* _Exercise instructions_
Examine the material below. Gather every line in which the string "ganar" appears.

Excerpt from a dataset
※
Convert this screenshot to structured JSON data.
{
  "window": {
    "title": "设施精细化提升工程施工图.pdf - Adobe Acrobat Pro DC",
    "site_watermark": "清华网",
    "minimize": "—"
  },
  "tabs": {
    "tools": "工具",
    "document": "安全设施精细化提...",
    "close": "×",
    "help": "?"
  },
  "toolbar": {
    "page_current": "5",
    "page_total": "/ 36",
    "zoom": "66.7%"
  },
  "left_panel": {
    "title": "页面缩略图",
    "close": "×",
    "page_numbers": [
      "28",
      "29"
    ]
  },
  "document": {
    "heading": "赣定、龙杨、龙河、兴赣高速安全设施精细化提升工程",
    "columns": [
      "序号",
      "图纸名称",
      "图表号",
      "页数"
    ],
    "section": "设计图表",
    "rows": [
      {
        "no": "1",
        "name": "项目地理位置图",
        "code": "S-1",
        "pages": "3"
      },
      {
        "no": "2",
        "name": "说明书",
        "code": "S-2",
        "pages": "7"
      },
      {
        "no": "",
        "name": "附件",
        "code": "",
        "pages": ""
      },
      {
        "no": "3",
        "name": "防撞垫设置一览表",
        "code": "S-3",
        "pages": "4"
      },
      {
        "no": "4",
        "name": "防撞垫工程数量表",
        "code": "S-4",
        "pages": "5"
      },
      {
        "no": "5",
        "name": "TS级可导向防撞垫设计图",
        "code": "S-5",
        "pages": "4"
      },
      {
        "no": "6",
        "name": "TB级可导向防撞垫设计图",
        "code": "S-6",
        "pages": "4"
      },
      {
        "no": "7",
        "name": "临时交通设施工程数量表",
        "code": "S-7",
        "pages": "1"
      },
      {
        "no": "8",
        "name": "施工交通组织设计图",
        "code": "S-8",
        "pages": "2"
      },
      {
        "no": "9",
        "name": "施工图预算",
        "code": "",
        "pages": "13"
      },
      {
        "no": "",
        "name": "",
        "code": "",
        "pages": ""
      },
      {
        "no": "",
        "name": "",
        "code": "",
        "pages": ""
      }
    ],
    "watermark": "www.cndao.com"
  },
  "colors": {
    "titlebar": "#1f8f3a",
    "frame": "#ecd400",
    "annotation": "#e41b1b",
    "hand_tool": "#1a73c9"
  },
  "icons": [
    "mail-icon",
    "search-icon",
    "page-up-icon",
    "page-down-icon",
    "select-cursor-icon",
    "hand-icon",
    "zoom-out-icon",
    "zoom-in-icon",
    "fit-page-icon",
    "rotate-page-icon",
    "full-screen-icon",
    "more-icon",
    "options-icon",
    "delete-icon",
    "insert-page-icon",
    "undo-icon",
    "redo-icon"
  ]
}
※
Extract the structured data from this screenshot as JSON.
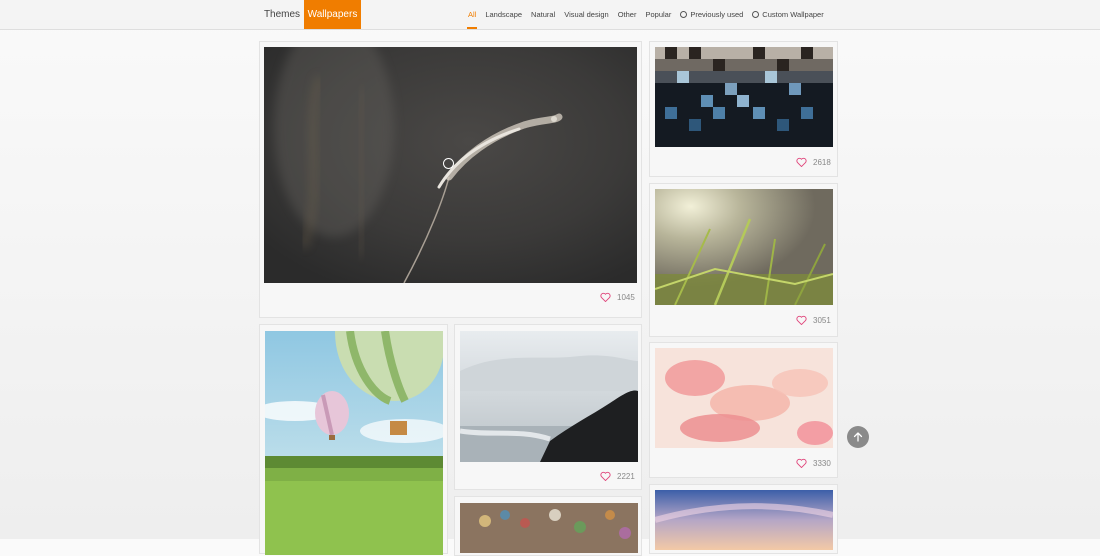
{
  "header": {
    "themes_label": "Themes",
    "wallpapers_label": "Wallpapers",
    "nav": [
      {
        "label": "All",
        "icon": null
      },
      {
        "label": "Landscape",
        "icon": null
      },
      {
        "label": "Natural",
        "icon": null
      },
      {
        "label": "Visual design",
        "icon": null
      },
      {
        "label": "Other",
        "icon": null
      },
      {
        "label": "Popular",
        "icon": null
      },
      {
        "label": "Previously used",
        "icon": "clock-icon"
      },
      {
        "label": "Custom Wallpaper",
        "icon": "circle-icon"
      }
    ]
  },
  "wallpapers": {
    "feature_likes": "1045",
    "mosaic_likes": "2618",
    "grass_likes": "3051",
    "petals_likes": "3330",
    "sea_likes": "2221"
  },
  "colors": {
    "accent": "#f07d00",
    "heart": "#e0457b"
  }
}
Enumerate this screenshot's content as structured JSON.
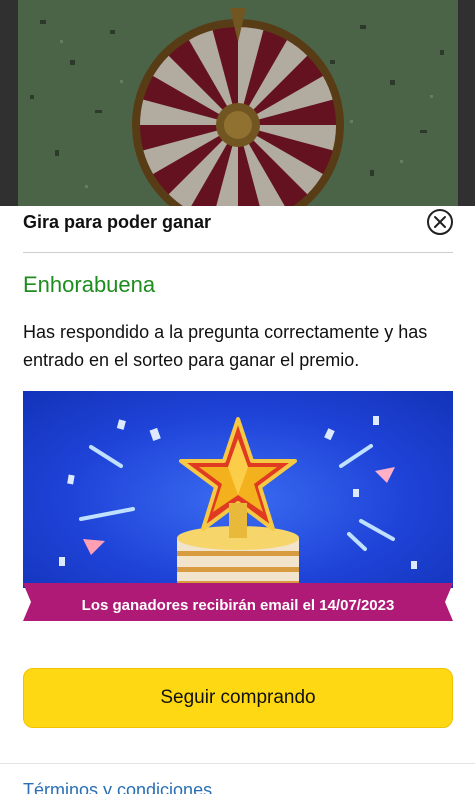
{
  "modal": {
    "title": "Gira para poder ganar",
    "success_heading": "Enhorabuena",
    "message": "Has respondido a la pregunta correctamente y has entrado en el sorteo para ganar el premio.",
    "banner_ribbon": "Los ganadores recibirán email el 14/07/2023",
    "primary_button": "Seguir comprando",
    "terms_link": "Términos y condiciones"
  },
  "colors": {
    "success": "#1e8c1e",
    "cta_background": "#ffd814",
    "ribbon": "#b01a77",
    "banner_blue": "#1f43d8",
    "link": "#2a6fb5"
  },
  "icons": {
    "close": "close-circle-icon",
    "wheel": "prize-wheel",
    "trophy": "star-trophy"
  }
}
※
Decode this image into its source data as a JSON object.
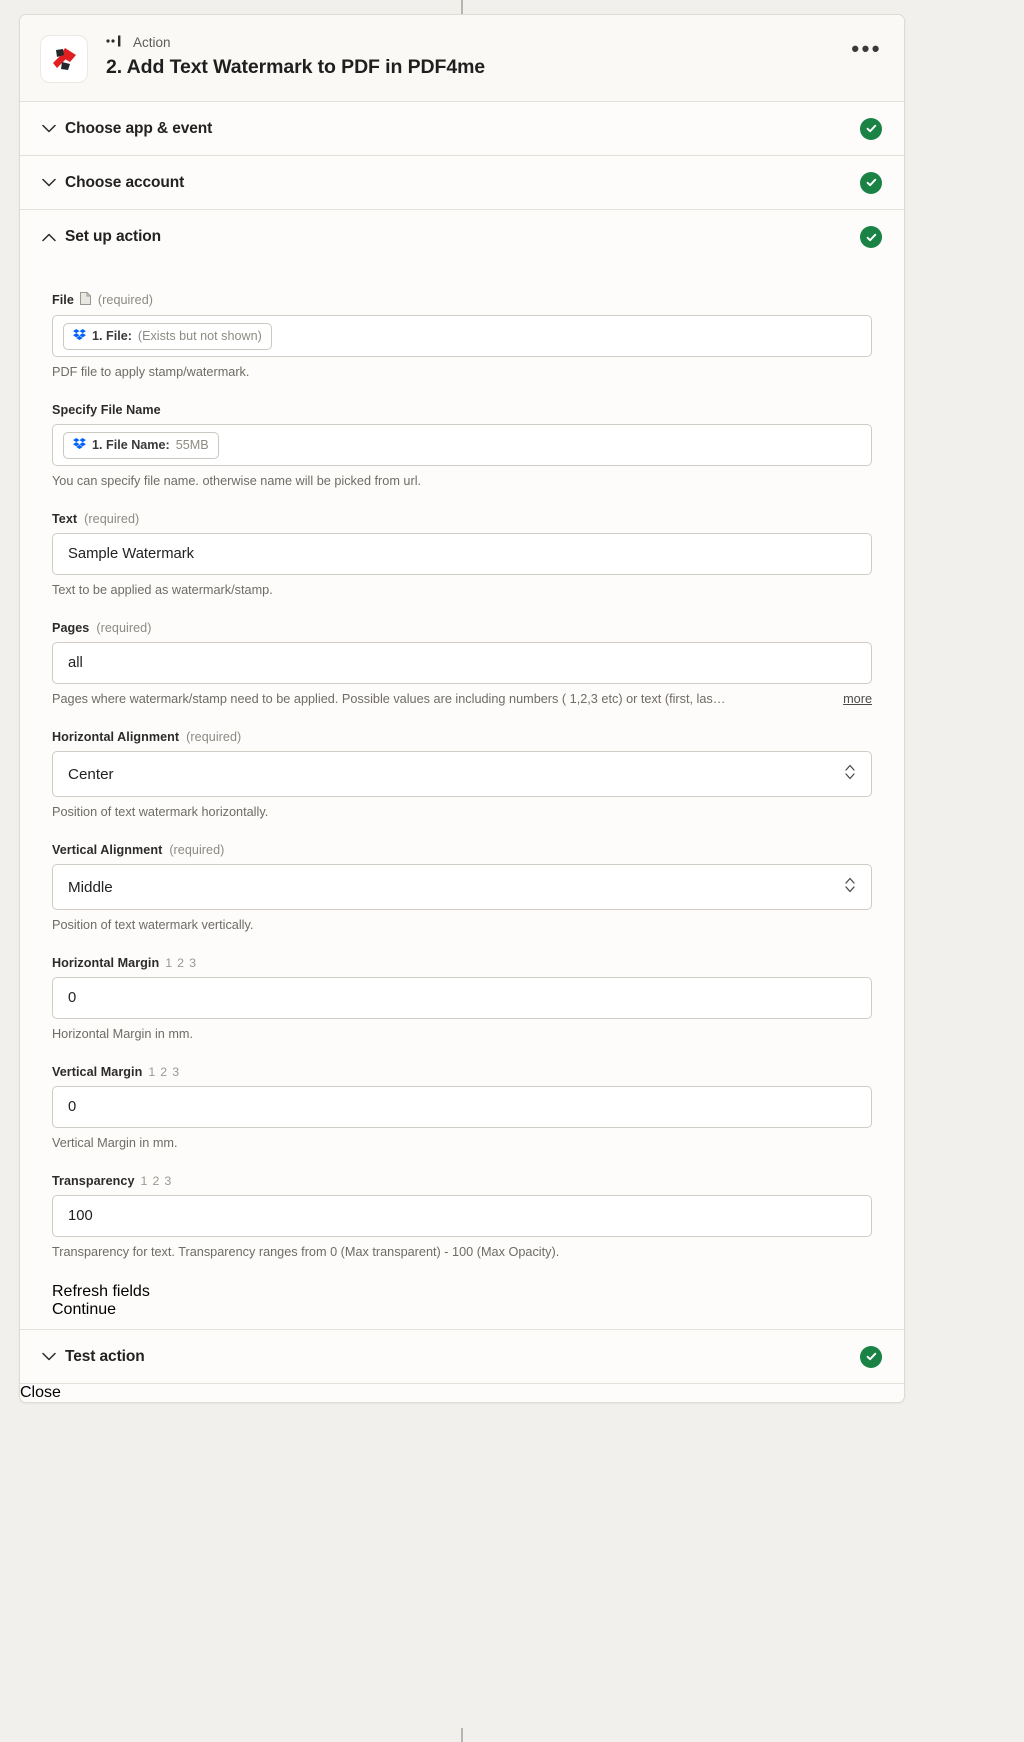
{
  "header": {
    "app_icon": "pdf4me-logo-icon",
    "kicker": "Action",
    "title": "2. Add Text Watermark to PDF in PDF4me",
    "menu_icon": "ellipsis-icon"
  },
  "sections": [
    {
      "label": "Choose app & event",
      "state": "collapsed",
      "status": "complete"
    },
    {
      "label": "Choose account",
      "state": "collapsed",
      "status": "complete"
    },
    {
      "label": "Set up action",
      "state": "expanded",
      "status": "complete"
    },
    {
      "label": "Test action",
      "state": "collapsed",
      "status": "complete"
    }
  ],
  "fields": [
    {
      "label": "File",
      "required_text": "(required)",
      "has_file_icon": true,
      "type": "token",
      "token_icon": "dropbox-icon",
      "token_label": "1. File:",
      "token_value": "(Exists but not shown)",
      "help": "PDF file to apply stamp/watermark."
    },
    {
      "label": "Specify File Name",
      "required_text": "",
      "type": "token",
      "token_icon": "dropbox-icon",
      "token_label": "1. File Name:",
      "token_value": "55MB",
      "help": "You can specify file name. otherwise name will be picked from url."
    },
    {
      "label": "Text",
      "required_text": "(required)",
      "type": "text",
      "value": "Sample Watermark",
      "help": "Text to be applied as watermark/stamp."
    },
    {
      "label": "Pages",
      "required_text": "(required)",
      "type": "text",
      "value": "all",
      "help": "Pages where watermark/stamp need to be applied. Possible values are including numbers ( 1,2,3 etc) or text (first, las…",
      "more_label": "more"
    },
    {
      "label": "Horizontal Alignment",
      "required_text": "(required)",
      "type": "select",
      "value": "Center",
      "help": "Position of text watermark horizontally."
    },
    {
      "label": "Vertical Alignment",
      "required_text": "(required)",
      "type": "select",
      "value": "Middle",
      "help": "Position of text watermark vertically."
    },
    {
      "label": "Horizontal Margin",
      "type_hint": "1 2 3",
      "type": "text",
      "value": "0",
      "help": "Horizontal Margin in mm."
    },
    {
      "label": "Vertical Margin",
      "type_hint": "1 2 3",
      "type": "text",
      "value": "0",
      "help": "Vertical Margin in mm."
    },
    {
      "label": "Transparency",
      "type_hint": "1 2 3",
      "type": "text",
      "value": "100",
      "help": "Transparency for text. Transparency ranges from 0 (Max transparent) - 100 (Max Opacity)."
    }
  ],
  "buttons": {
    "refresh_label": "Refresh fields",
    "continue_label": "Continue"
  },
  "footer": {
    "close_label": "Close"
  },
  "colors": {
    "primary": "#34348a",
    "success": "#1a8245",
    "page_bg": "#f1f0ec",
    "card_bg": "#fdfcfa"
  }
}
※
* _Completed exercise_
    "title": "Gira para poder ganar",
    "message": "Has respondido a la pregunta correctamente y has entrado en el sorteo para ganar el premio.",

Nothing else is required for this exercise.